**What needs to be done**.
Nothing should be left out: output all of the entries exactly.

**Data rows**.
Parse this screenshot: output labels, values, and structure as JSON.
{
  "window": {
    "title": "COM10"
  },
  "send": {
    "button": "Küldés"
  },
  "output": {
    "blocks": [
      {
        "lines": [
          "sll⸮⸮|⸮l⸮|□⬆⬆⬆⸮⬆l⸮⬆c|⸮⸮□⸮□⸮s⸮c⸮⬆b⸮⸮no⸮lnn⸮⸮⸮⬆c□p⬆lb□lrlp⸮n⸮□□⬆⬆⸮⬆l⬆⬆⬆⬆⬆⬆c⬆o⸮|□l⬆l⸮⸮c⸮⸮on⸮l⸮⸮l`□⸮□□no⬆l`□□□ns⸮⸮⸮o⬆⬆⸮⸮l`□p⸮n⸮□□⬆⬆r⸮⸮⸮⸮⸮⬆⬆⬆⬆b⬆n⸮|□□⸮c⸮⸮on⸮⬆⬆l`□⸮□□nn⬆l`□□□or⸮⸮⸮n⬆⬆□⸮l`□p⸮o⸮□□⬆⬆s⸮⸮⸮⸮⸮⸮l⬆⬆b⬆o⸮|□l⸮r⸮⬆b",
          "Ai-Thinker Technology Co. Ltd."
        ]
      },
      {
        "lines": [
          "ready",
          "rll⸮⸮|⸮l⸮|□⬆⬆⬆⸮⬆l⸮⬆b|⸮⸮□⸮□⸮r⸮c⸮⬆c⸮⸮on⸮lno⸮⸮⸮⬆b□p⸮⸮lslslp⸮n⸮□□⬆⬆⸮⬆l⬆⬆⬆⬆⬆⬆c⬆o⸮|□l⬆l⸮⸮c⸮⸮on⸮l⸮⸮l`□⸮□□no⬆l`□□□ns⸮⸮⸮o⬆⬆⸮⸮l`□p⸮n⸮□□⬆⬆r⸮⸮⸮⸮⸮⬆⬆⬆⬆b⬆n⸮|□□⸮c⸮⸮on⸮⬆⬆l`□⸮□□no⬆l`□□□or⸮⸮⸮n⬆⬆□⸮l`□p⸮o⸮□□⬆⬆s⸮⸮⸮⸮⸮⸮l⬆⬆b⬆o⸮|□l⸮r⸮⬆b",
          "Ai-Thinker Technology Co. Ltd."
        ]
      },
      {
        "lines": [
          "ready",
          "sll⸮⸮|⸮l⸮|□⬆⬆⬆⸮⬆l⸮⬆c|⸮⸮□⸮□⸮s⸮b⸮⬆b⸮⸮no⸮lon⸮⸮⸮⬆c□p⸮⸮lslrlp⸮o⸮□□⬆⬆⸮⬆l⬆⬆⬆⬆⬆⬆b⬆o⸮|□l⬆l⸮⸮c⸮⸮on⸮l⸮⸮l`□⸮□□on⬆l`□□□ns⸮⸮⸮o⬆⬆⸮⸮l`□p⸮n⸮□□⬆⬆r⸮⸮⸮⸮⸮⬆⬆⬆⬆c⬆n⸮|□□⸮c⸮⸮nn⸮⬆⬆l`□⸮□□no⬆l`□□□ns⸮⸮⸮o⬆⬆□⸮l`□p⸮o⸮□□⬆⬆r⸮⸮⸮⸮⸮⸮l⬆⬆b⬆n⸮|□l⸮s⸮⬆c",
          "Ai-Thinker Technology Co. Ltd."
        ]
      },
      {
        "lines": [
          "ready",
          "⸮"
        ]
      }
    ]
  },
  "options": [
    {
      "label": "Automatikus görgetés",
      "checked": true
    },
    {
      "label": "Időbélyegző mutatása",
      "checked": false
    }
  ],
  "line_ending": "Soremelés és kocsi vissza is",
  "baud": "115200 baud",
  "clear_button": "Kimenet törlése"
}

**Result of the task**.
Parse this screenshot: output labels, values, and structure as JSON.
{
  "window": {
    "title": "COM10"
  },
  "send": {
    "button": "Küldés"
  },
  "output": {
    "blocks": [
      {
        "lines": [
          "sll⸮⸮|⸮l⸮|□⬆⬆⬆⸮⬆l⸮⬆c|⸮⸮□⸮□⸮s⸮c⸮⬆b⸮⸮no⸮lnn⸮⸮⸮⬆c□p⬆lb□lrlp⸮n⸮□□⬆⬆⸮⬆l⬆⬆⬆⬆⬆⬆c⬆o⸮|□l⬆l⸮⸮c⸮⸮on⸮l⸮⸮l`□⸮□□no⬆l`□□□ns⸮⸮⸮o⬆⬆⸮⸮l`□p⸮n⸮□□⬆⬆r⸮⸮⸮⸮⸮⬆⬆⬆⬆b⬆n⸮|□□⸮c⸮⸮on⸮⬆⬆l`□⸮□□nn⬆l`□□□or⸮⸮⸮n⬆⬆□⸮l`□p⸮o⸮□□⬆⬆s⸮⸮⸮⸮⸮⸮l⬆⬆b⬆o⸮|□l⸮r⸮⬆b",
          "Ai-Thinker Technology Co. Ltd."
        ]
      },
      {
        "lines": [
          "ready",
          "rll⸮⸮|⸮l⸮|□⬆⬆⬆⸮⬆l⸮⬆b|⸮⸮□⸮□⸮r⸮c⸮⬆c⸮⸮on⸮lno⸮⸮⸮⬆b□p⸮⸮lslslp⸮n⸮□□⬆⬆⸮⬆l⬆⬆⬆⬆⬆⬆c⬆o⸮|□l⬆l⸮⸮c⸮⸮on⸮l⸮⸮l`□⸮□□no⬆l`□□□ns⸮⸮⸮o⬆⬆⸮⸮l`□p⸮n⸮□□⬆⬆r⸮⸮⸮⸮⸮⬆⬆⬆⬆b⬆n⸮|□□⸮c⸮⸮on⸮⬆⬆l`□⸮□□no⬆l`□□□or⸮⸮⸮n⬆⬆□⸮l`□p⸮o⸮□□⬆⬆s⸮⸮⸮⸮⸮⸮l⬆⬆b⬆o⸮|□l⸮r⸮⬆b",
          "Ai-Thinker Technology Co. Ltd."
        ]
      },
      {
        "lines": [
          "ready",
          "sll⸮⸮|⸮l⸮|□⬆⬆⬆⸮⬆l⸮⬆c|⸮⸮□⸮□⸮s⸮b⸮⬆b⸮⸮no⸮lon⸮⸮⸮⬆c□p⸮⸮lslrlp⸮o⸮□□⬆⬆⸮⬆l⬆⬆⬆⬆⬆⬆b⬆o⸮|□l⬆l⸮⸮c⸮⸮on⸮l⸮⸮l`□⸮□□on⬆l`□□□ns⸮⸮⸮o⬆⬆⸮⸮l`□p⸮n⸮□□⬆⬆r⸮⸮⸮⸮⸮⬆⬆⬆⬆c⬆n⸮|□□⸮c⸮⸮nn⸮⬆⬆l`□⸮□□no⬆l`□□□ns⸮⸮⸮o⬆⬆□⸮l`□p⸮o⸮□□⬆⬆r⸮⸮⸮⸮⸮⸮l⬆⬆b⬆n⸮|□l⸮s⸮⬆c",
          "Ai-Thinker Technology Co. Ltd."
        ]
      },
      {
        "lines": [
          "ready",
          "⸮"
        ]
      }
    ]
  },
  "options": [
    {
      "label": "Automatikus görgetés",
      "checked": true
    },
    {
      "label": "Időbélyegző mutatása",
      "checked": false
    }
  ],
  "line_ending": "Soremelés és kocsi vissza is",
  "baud": "115200 baud",
  "clear_button": "Kimenet törlése"
}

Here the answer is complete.